(Box coordinate listing)
=-=-=-=-=
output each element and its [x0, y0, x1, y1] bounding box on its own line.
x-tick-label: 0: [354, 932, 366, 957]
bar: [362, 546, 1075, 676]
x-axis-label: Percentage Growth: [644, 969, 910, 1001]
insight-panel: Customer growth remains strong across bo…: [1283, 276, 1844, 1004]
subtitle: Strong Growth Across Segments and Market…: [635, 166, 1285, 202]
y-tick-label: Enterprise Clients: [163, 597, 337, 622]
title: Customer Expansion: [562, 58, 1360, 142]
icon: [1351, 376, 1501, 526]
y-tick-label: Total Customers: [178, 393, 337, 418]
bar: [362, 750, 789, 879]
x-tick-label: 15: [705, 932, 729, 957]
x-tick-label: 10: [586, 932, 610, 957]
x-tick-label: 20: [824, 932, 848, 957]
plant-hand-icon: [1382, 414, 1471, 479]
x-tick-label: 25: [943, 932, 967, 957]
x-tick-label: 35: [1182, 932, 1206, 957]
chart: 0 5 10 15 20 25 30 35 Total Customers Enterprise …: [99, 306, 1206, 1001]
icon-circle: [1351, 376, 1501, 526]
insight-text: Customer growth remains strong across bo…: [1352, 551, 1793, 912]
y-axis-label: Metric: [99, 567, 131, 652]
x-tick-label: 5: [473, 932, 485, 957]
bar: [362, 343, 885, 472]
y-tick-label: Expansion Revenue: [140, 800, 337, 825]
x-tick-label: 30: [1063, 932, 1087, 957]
=-=-=-=-=
Stated exercise: Render every line of the material above as a JSON list of strings, one string per line, and leave out any blank lines.

Full output:
[
  "output each element and its [x0, y0, x1, y1] bounding box on its own line.",
  "x-tick-label: 0: [354, 932, 366, 957]",
  "bar: [362, 546, 1075, 676]",
  "x-axis-label: Percentage Growth: [644, 969, 910, 1001]",
  "insight-panel: Customer growth remains strong across bo…: [1283, 276, 1844, 1004]",
  "subtitle: Strong Growth Across Segments and Market…: [635, 166, 1285, 202]",
  "y-tick-label: Enterprise Clients: [163, 597, 337, 622]",
  "title: Customer Expansion: [562, 58, 1360, 142]",
  "icon: [1351, 376, 1501, 526]",
  "y-tick-label: Total Customers: [178, 393, 337, 418]",
  "bar: [362, 750, 789, 879]",
  "x-tick-label: 15: [705, 932, 729, 957]",
  "x-tick-label: 10: [586, 932, 610, 957]",
  "x-tick-label: 20: [824, 932, 848, 957]",
  "plant-hand-icon: [1382, 414, 1471, 479]",
  "x-tick-label: 25: [943, 932, 967, 957]",
  "x-tick-label: 35: [1182, 932, 1206, 957]",
  "chart: 0 5 10 15 20 25 30 35 Total Customers Enterprise …: [99, 306, 1206, 1001]",
  "icon-circle: [1351, 376, 1501, 526]",
  "insight-text: Customer growth remains strong across bo…: [1352, 551, 1793, 912]",
  "y-axis-label: Metric: [99, 567, 131, 652]",
  "x-tick-label: 5: [473, 932, 485, 957]",
  "bar: [362, 343, 885, 472]",
  "y-tick-label: Expansion Revenue: [140, 800, 337, 825]",
  "x-tick-label: 30: [1063, 932, 1087, 957]"
]